Consigne – Restituez mot pour mot la partie du commentaire sur Jérémie 5,8 qui commence par « La Bible en » et va jusqu'à « son prochain ! ».

Passage du texte –
----

La Bible en ses Traditions

Jérémie 5,8

M V
G S

ils étaient des chevaux bien repus, couillus :

Vdes chevaux-amants et des étalons, voilà ce qu'ils sont devenus :

chacun hennissait après la femme de son prochain !

...

Texte

Procédés littéraires

8 des étalons : chacun hennissait (V) INCULTURATION Allusion à la littérature classique ? Le fier grammaticus disciple de Donat qu’est Jérôme, semble ne pas résister au plaisir de nouer des liens entre le texte qu’il compose par sa traduction, et des passages de la grande  littérature latine. L’elocutio (choix des mots) de Jr 5,8 semble ici faire écho à un passage du discours de Cicéron, contre L. Calpurnius Pison, qui l'avait marqué :

  • Jérôme traduit : « Ils sont devenus des chevaux-amants et des étalons (admissarii). Chacun hennissait (hinniebat) après une femme de son prochain »
  • On trouve chez Cicéron : « l’étalon … hennit à son discours » (admissarius iste [...] sic suos sensus uoluptarios omnis incitauit, sic ad illius hanc orationem adhinniuit, ut non magistrum uirtutis sed auctorem libidinis a se illum inuentum arbitraretur : « ainsi ses appétits sensuels se réveillèrent, ainsi, hennit-il à son discours , qu’il sembla avoir trouvé non un maître de vertu, mais un garant de débauche » (Cicéron, In Calpurnium Pisonem Oratio→, 28, notre trad.).

----

Section de données –
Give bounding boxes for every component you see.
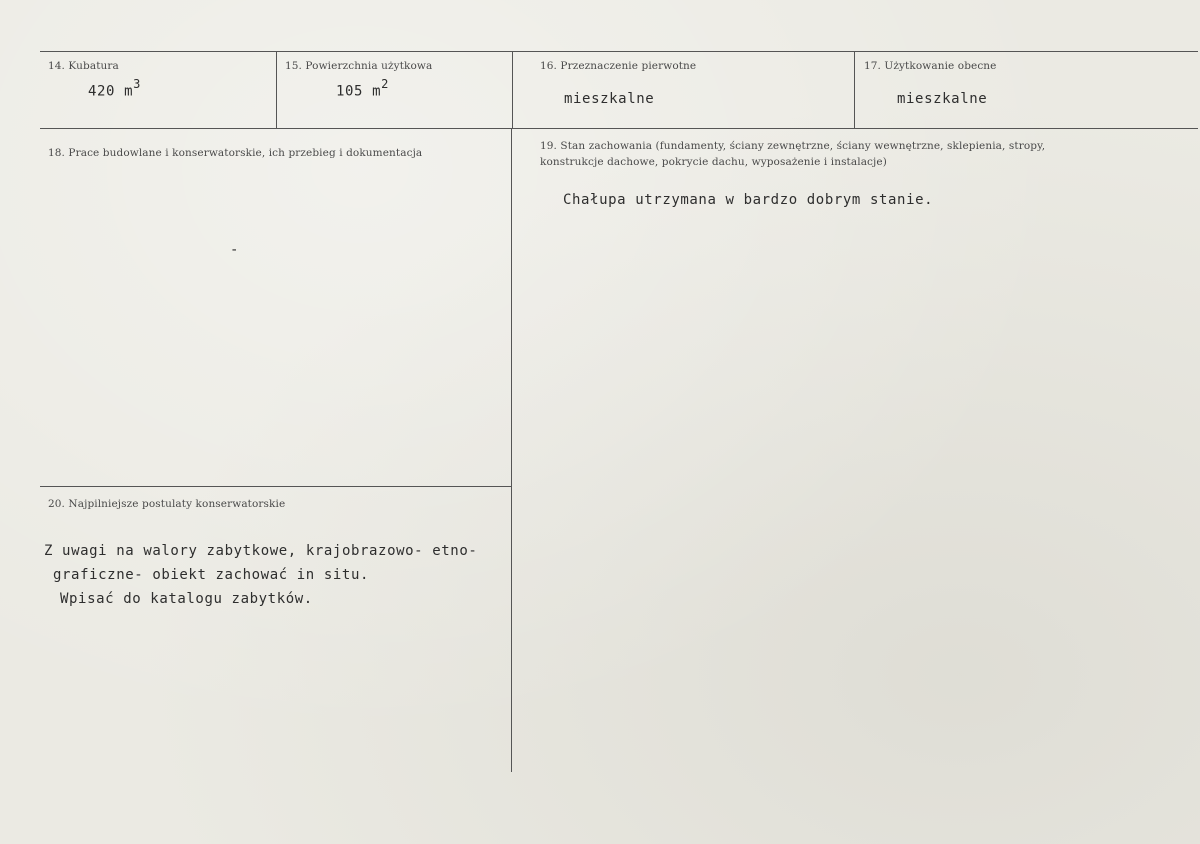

----

Résultat –
La Bible en ses Traditions

Jérémie 5,8

M V
G S

ils étaient des chevaux bien repus, couillus :

Vdes chevaux-amants et des étalons, voilà ce qu'ils sont devenus :

chacun hennissait après la femme de son prochain !